WORK INSTRUCTIONS:
Reproduce the release notes word for word, from "1. Add the NER" to "colab online demo.".

TEXT PASSAGE Start Marker

We thank @2793145003, @samayala22, @manjrekarom, @naarkhoo, @gen-ko, @duanjiaqi, @gaotongxiao, @cuhk-hbsun, @innerlee, @wdsd641417025 for their contribution to this release!

v0.2.1 (20/7/2021)

Highlights

  1. Upgrade to use MMCV-full >= 1.3.8 and MMDetection >= 2.13.0 for latest features
  2. Add ONNX and TensorRT export tool, supporting the deployment of DBNet, PSENet, PANet and CRNN (experimental) #278, #291, #300, #328
  3. Unified parameter initialization method which uses init_cfg in config files #365

New Features

  • Support TextOCR dataset #293
  • Support Total-Text dataset #266, #273, #357
  • Support grouping text detection box into lines #290, #304
  • Add benchmark_processing script that benchmarks data loading process #261
  • Add SynthText preprocessor for text recognition models #351, #361
  • Support batch inference during testing #310
  • Add user-friendly OCR inference script #366

Bug Fixes

  • Fix improper class ignorance in SDMGR Loss #221
  • Fix potential numerical zero division error in DRRG #224
  • Fix installing requirements with pip and mim #242
  • Fix dynamic input error of DBNet #269
  • Fix space parsing error in LineStrParser #285
  • Fix textsnake decode error #264
  • Correct isort setup #288
  • Fix a bug in SDMGR config #316
  • Fix kie_test_img for KIE nonvisual #319
  • Fix metafiles #342
  • Fix different device problem in FCENet #334
  • Ignore improper tailing empty characters in annotation files #358
  • Docs fixes #247, #255, #265, #267, #268, #270, #276, #287, #330, #355, #367
  • Fix NRTR config #356, #370

Improvements

  • Add backend for resizeocr #244
  • Skip image processing pipelines in SDMGR novisual #260
  • Speedup DBNet #263
  • Update mmcv installation method in workflow #323
  • Add part of Chinese documentations #353, #362
  • Add support for ConcatDataset with two workflows #348
  • Add list_from_file and list_to_file utils #226
  • Speed up sort_vertex #239
  • Support distributed evaluation of KIE #234
  • Add pretrained FCENet on IC15 #258
  • Support CPU for OCR demo #227
  • Avoid extra image pre-processing steps #375

v0.2.0 (18/5/2021)

Highlights

  1. Add the NER approach Bert-softmax (NAACL'2019)
  2. Add the text detection method DRRG (CVPR'2020)
  3. Add the text detection method FCENet (CVPR'2021)
  4. Increase the ease of use via adding text detection and recognition end-to-end demo, and colab online demo.

TEXT PASSAGE End Marker
RAW DATA Start Marker

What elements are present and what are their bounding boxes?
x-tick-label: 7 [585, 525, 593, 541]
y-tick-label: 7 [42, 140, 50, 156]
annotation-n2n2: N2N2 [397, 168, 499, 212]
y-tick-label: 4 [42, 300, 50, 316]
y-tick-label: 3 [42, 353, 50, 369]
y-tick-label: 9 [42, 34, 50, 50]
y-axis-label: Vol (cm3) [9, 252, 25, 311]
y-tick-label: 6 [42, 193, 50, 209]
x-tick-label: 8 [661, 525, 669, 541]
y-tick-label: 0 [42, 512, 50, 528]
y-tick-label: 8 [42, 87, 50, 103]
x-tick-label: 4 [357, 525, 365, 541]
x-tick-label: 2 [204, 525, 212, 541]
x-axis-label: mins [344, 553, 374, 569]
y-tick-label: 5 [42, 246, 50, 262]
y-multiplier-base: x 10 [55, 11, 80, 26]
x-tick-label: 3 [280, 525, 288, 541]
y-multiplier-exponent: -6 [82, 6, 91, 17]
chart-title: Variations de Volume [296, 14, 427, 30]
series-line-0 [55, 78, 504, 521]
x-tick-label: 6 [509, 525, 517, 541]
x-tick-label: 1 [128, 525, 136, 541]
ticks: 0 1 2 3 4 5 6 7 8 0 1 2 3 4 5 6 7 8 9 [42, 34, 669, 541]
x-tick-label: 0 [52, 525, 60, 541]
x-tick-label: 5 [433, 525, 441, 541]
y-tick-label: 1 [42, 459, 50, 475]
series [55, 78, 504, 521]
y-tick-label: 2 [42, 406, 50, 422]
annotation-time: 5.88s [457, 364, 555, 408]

RAW DATA End Marker

RESPONSE BOX:
1. Add the NER approach Bert-softmax (NAACL'2019)
  2. Add the text detection method DRRG (CVPR'2020)
  3. Add the text detection method FCENet (CVPR'2021)
  4. Increase the ease of use via adding text detection and recognition end-to-end demo, and colab online demo.